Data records
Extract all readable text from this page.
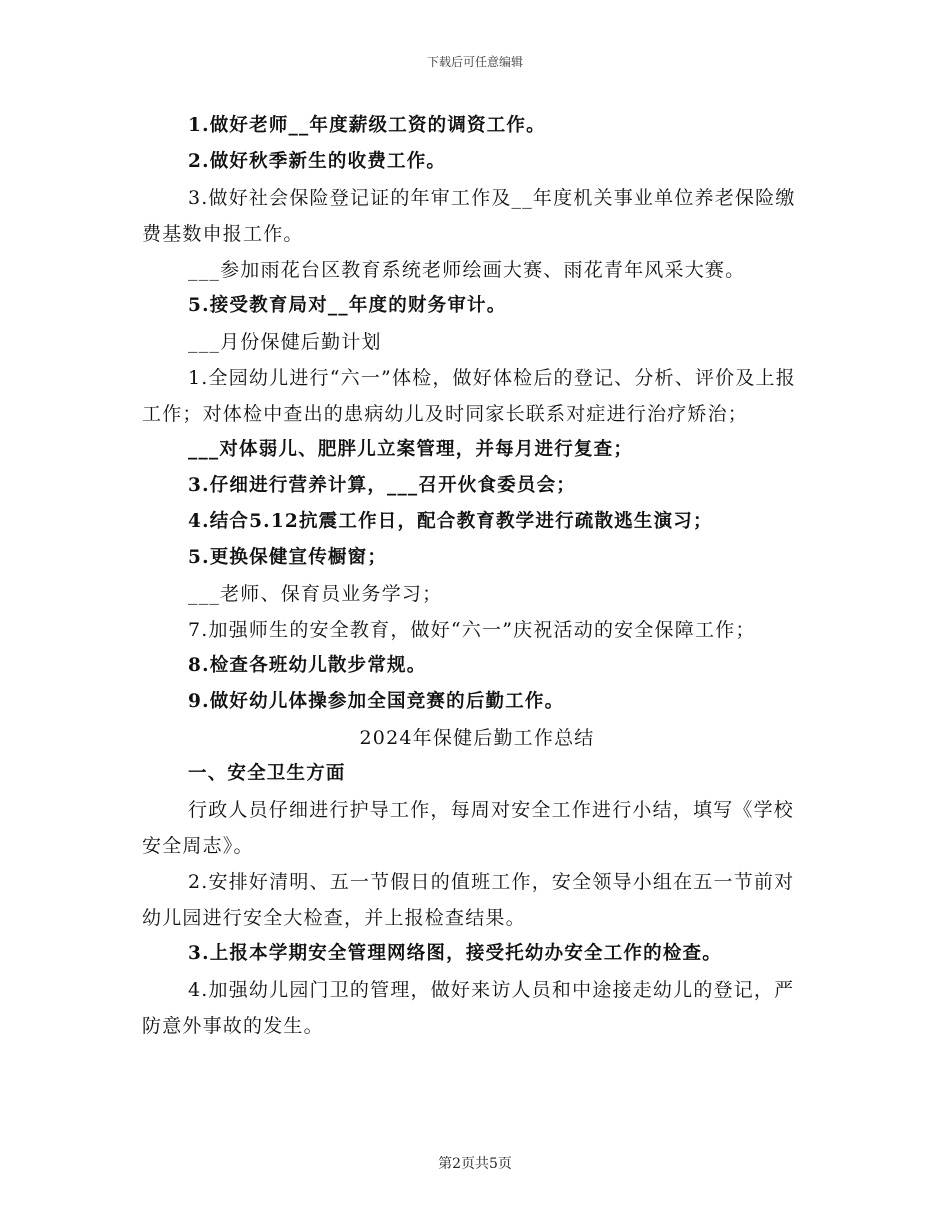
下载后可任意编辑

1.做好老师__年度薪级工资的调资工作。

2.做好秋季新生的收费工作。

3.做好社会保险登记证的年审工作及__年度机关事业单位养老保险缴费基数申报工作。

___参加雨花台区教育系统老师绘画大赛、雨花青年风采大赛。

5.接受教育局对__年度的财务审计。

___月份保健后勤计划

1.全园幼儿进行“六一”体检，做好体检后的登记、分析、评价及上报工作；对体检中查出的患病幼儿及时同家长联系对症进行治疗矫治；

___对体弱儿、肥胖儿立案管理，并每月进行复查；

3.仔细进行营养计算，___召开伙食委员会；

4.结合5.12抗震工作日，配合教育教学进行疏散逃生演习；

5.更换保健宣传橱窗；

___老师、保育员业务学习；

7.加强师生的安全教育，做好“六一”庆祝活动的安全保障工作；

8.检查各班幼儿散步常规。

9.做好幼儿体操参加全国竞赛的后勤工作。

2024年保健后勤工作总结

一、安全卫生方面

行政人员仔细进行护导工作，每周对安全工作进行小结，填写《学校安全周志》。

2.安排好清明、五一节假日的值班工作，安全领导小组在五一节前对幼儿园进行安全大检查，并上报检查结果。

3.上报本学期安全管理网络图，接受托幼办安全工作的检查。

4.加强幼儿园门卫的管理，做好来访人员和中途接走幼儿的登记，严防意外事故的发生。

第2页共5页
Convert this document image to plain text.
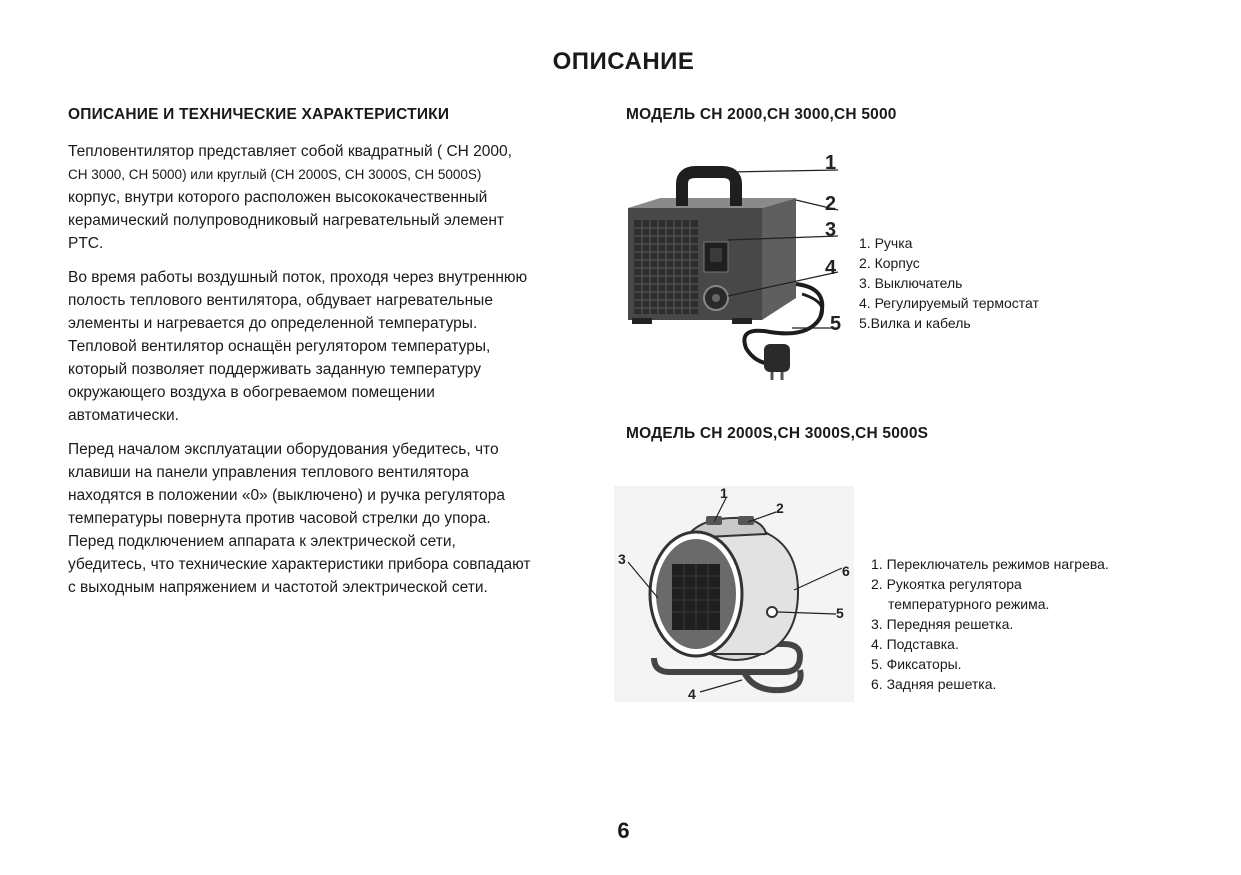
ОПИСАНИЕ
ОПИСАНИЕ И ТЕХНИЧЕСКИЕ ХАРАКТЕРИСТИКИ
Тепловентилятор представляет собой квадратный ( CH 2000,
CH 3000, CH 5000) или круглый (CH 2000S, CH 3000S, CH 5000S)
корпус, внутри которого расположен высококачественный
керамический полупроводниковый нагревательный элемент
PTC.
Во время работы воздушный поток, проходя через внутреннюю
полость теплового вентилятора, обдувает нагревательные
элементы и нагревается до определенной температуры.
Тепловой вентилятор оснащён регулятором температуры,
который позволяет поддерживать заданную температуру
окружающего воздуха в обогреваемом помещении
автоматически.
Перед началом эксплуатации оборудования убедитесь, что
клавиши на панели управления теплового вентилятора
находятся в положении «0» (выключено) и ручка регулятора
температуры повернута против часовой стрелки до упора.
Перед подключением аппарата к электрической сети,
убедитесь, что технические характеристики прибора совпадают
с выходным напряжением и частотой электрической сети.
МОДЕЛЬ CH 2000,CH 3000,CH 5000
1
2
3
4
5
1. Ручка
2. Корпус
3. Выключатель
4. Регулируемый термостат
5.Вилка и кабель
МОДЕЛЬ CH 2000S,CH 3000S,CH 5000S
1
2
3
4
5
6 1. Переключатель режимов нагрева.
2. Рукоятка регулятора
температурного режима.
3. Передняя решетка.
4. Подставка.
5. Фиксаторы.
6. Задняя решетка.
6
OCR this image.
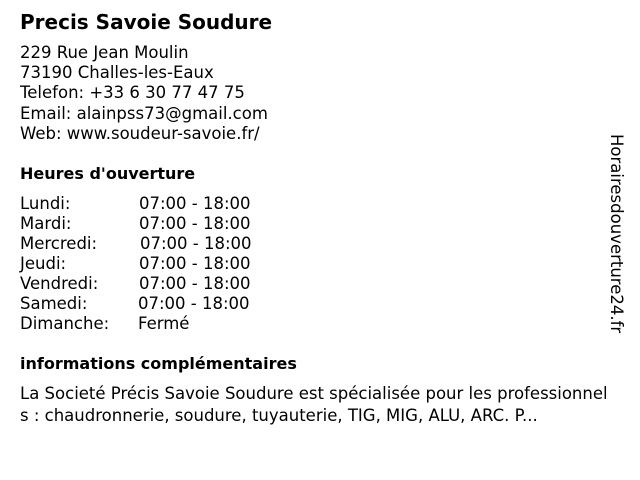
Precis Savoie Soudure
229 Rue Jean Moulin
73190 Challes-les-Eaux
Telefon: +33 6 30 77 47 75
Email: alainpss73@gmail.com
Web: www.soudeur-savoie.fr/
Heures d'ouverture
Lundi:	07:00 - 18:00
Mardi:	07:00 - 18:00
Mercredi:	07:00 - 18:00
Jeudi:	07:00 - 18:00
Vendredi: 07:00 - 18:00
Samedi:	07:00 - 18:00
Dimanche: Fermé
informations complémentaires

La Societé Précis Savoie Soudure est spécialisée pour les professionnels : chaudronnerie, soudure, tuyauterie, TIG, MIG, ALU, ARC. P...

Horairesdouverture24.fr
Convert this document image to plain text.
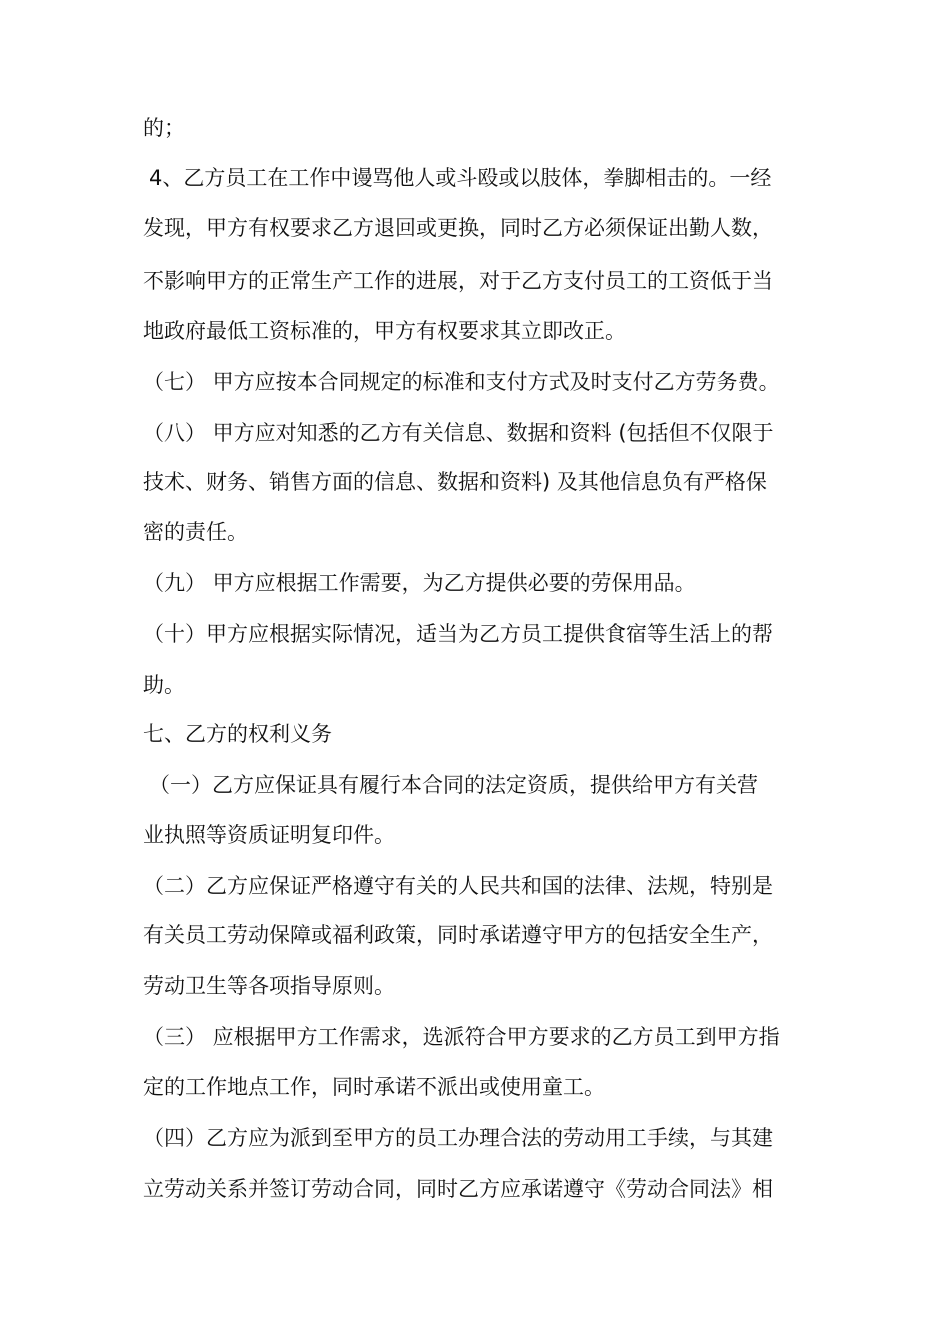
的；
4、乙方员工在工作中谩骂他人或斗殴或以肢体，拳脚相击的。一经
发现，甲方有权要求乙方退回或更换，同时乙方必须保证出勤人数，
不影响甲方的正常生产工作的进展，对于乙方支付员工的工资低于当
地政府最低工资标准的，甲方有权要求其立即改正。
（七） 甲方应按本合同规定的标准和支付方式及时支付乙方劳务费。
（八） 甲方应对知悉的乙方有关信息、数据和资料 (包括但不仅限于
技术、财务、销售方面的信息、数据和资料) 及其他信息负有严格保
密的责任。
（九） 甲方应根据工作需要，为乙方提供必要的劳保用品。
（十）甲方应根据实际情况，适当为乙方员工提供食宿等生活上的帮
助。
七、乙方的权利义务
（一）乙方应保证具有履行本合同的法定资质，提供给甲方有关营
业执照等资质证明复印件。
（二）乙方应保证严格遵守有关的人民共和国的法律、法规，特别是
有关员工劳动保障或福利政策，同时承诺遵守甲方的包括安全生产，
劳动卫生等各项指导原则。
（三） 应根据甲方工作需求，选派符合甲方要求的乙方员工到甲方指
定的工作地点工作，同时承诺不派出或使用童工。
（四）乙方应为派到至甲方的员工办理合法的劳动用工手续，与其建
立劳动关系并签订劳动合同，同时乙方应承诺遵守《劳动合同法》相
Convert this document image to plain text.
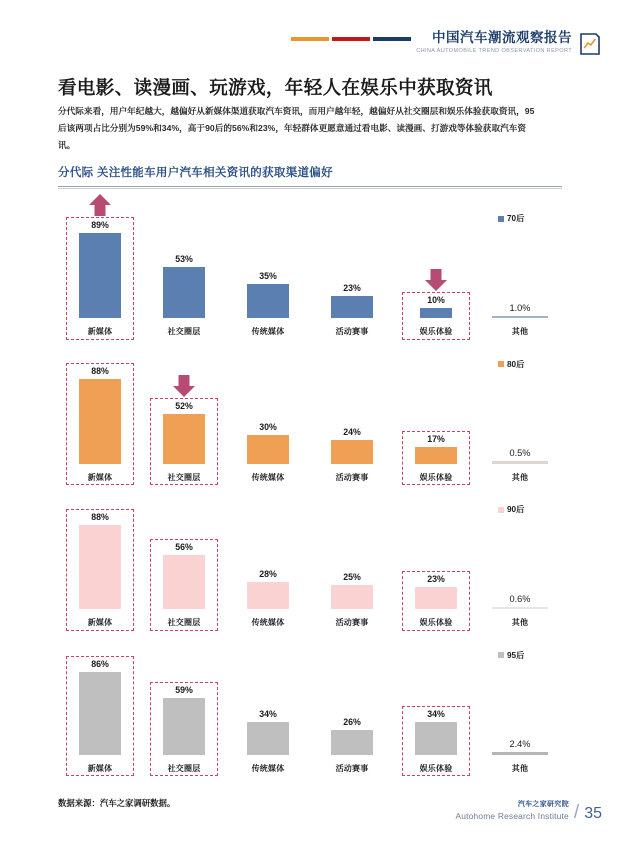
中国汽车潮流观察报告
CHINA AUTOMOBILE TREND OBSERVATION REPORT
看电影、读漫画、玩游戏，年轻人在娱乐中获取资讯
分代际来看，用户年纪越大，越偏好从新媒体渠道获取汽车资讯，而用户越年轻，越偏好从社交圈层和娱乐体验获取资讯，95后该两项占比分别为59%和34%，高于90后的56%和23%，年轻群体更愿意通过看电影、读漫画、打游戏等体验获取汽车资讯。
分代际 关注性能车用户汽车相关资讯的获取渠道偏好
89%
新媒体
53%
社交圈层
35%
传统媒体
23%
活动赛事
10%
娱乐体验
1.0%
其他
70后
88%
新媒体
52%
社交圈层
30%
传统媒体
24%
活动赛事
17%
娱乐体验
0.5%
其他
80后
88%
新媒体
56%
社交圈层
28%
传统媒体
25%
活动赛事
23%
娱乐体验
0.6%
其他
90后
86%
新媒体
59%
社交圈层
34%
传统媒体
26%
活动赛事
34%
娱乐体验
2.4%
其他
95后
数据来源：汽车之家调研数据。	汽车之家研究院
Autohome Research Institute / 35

**The request**
Copy out every line where the word "электрической" occurs.

**Output for this task**
Перед подключением аппарата к электрической сети,
с выходным напряжением и частотой электрической сети.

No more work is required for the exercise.